■ **TASK SET**
1) In the Deepstream forum post, shorten the paragraph that begins "In fact this gst plugin" into one brief sentence that keeps its main facts.
2) According to the Deepstream forum post, which plugin causes lag with a live video input?
3) Retype the passage of the Deepstream forum post that begins at the words "Deepstream as OSD" and stop after "relative to nvstreammux.".

■ **SOURCE**
————————

Deepstream as OSD Only - nvstreammux LAG on RTSP source

Hello,
I would like to use Deepstream only for OSD functionality. I would like to use it using python bindings and I’ve already managed it but I’ve an issue relative to nvstreammux.

In fact this gst plugin, that for what I’ve understood is requied in order to add frame meta data, causes a kind of lag if video input is live.

————————

■ **SUPPLIED INFORMATION**
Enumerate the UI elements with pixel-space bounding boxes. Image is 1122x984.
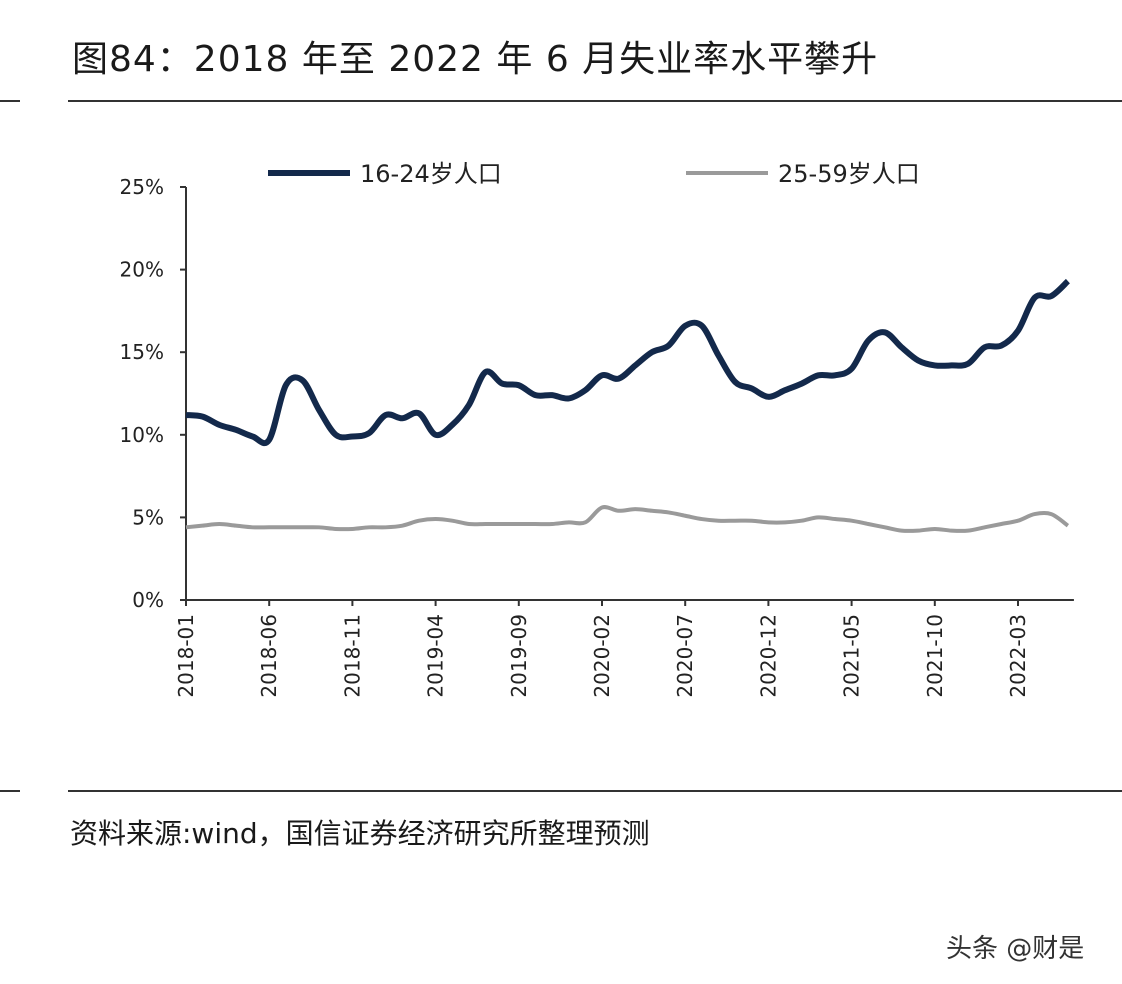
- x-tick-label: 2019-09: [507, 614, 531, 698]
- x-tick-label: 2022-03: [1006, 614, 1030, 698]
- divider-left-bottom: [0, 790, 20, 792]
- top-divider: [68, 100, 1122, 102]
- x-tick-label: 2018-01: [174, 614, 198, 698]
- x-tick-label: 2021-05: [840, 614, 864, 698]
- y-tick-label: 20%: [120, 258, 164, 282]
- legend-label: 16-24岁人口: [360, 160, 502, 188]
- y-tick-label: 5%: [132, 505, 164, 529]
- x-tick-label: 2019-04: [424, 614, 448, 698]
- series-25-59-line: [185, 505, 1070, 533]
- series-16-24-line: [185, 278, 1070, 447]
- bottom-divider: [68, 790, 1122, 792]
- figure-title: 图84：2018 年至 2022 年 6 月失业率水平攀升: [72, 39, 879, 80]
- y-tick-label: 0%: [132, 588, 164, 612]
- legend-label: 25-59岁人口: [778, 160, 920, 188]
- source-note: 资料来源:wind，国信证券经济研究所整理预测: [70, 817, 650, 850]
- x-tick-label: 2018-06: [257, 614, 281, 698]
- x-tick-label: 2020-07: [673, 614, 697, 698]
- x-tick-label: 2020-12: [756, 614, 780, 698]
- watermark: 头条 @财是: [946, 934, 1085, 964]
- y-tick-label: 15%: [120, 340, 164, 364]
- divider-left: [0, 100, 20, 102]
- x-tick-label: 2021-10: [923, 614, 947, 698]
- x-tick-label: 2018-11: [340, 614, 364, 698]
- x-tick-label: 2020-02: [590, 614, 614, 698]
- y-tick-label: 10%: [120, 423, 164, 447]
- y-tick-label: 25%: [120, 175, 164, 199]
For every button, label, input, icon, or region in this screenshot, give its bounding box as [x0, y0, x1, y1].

————————

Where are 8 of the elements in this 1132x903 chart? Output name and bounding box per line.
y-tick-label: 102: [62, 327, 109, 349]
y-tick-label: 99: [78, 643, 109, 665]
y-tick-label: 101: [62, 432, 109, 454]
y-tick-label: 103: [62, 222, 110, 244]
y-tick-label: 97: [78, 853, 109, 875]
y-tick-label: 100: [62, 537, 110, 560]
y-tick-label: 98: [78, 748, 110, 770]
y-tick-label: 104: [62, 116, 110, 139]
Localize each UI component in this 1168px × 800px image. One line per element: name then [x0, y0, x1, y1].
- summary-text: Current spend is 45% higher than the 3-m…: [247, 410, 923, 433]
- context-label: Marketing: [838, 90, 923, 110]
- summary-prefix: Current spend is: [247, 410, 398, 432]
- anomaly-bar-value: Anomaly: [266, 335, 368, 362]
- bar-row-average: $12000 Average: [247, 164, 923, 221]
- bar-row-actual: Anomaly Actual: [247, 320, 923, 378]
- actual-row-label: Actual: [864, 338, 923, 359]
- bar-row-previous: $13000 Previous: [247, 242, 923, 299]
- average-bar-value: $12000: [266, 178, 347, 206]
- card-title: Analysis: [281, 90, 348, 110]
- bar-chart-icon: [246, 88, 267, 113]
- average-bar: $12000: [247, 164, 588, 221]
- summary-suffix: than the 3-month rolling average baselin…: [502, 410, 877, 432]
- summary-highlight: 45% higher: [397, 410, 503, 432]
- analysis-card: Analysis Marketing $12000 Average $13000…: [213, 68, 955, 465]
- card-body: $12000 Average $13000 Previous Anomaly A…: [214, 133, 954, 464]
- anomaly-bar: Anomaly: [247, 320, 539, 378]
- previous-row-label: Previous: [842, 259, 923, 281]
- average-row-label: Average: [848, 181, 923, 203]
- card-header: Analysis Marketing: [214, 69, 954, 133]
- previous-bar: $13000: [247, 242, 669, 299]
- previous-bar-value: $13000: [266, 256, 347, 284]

————————

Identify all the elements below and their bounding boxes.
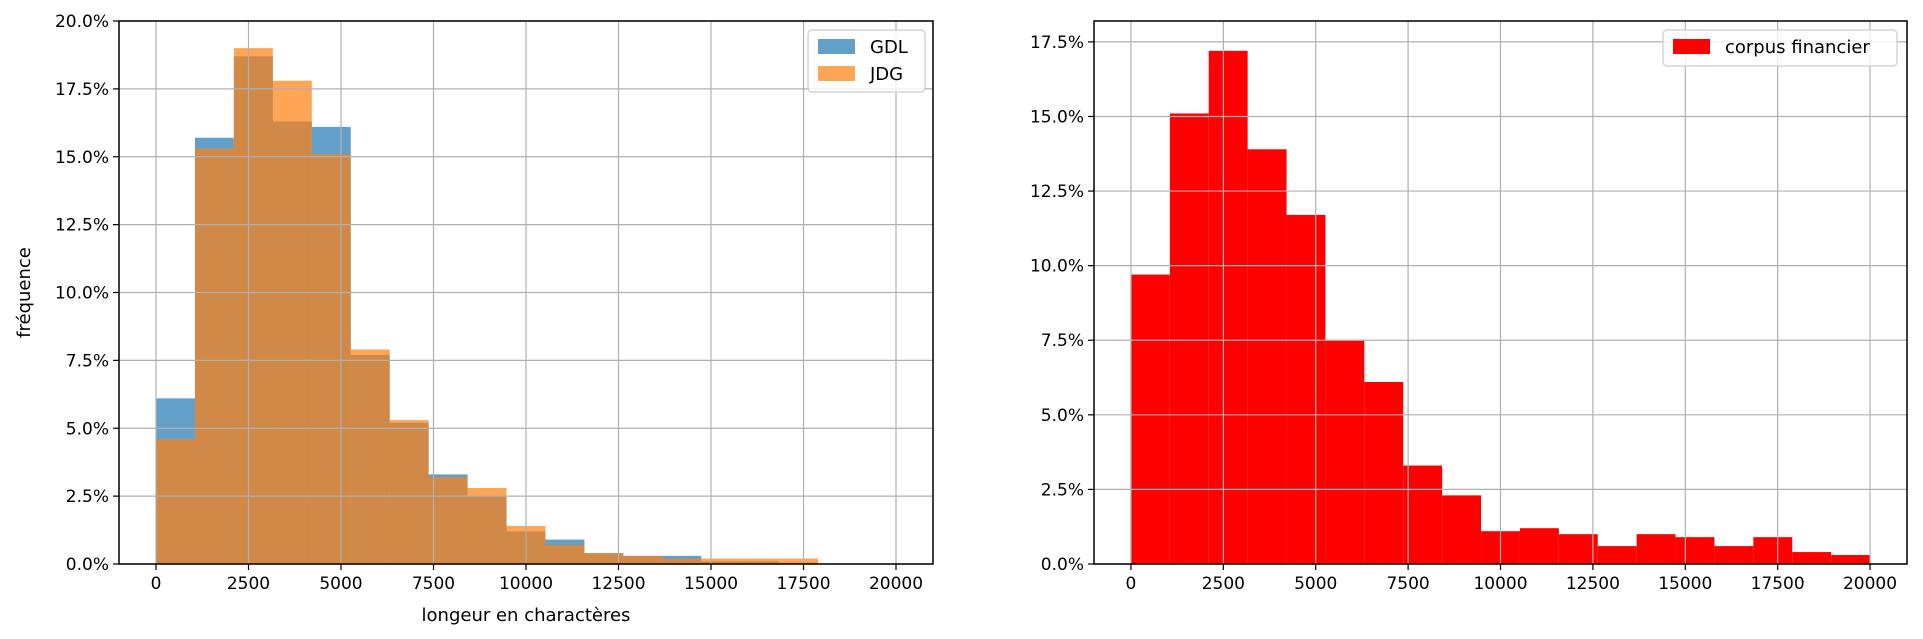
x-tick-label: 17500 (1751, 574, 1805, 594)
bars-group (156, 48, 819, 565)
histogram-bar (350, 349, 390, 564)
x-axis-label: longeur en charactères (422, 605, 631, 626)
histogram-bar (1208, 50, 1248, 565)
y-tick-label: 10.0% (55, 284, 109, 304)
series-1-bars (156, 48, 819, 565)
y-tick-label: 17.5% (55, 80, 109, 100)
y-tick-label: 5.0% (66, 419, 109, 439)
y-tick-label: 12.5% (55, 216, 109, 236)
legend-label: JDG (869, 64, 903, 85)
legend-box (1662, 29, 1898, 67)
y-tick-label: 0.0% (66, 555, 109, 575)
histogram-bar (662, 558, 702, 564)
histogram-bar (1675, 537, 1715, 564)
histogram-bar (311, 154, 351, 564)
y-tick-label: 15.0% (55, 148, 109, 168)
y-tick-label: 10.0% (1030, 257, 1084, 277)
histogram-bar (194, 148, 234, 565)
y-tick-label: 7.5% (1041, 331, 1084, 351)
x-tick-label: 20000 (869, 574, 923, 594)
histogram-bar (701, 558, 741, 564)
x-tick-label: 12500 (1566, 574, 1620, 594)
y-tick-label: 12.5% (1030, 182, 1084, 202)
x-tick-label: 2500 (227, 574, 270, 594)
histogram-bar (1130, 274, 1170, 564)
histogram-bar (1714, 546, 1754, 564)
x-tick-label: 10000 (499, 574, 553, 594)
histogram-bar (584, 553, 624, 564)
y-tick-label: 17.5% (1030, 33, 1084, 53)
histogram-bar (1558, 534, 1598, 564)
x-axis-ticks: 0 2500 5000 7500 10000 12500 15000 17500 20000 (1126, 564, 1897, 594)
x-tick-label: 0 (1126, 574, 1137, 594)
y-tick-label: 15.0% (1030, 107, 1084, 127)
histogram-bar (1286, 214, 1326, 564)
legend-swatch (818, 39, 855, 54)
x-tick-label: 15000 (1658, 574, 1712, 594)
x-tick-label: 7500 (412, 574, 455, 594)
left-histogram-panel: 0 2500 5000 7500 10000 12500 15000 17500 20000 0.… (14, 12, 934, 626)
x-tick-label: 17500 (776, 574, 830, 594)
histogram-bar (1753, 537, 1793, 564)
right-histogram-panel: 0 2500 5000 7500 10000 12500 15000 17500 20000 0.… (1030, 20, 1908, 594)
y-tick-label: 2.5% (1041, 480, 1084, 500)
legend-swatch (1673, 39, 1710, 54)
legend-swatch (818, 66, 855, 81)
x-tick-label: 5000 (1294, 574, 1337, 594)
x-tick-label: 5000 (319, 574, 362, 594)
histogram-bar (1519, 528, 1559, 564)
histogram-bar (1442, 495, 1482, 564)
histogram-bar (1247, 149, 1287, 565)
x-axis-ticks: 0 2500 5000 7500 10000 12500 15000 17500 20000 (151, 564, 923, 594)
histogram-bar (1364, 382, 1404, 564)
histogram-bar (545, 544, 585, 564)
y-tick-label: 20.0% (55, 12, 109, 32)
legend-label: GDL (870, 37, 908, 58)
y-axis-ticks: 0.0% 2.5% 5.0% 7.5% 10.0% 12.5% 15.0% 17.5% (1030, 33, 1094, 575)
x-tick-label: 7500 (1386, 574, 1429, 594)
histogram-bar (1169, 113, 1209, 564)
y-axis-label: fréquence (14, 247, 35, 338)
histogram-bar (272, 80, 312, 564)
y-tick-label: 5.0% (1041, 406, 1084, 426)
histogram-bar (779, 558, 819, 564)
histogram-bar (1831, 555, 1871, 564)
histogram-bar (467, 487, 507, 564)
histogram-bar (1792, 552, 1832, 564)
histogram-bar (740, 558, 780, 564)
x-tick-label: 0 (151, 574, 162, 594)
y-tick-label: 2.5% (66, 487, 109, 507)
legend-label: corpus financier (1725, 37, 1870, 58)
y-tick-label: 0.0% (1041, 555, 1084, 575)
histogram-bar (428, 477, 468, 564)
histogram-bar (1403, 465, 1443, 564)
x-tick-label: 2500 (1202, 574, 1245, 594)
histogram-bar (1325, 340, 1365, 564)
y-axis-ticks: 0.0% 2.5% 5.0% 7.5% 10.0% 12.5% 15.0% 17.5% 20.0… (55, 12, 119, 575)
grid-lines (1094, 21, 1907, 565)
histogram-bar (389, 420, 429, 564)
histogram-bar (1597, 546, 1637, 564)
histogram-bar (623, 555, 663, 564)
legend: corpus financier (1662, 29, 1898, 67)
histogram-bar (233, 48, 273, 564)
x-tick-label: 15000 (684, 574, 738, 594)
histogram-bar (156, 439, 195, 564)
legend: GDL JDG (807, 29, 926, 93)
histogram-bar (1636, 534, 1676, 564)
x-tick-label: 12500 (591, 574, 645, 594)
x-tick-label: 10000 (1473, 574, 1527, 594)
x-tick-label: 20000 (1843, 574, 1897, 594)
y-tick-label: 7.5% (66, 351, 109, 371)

————————

■ **THE ANSWERS**
1) The nvstreammux plugin, which the writer understands is required for adding frame metadata, causes lag when the video input is live.

2) nvstreammux.

3)
Deepstream as OSD Only - nvstreammux LAG on RTSP source

Hello,
I would like to use Deepstream only for OSD functionality. I would like to use it using python bindings and I’ve already managed it but I’ve an issue relative to nvstreammux.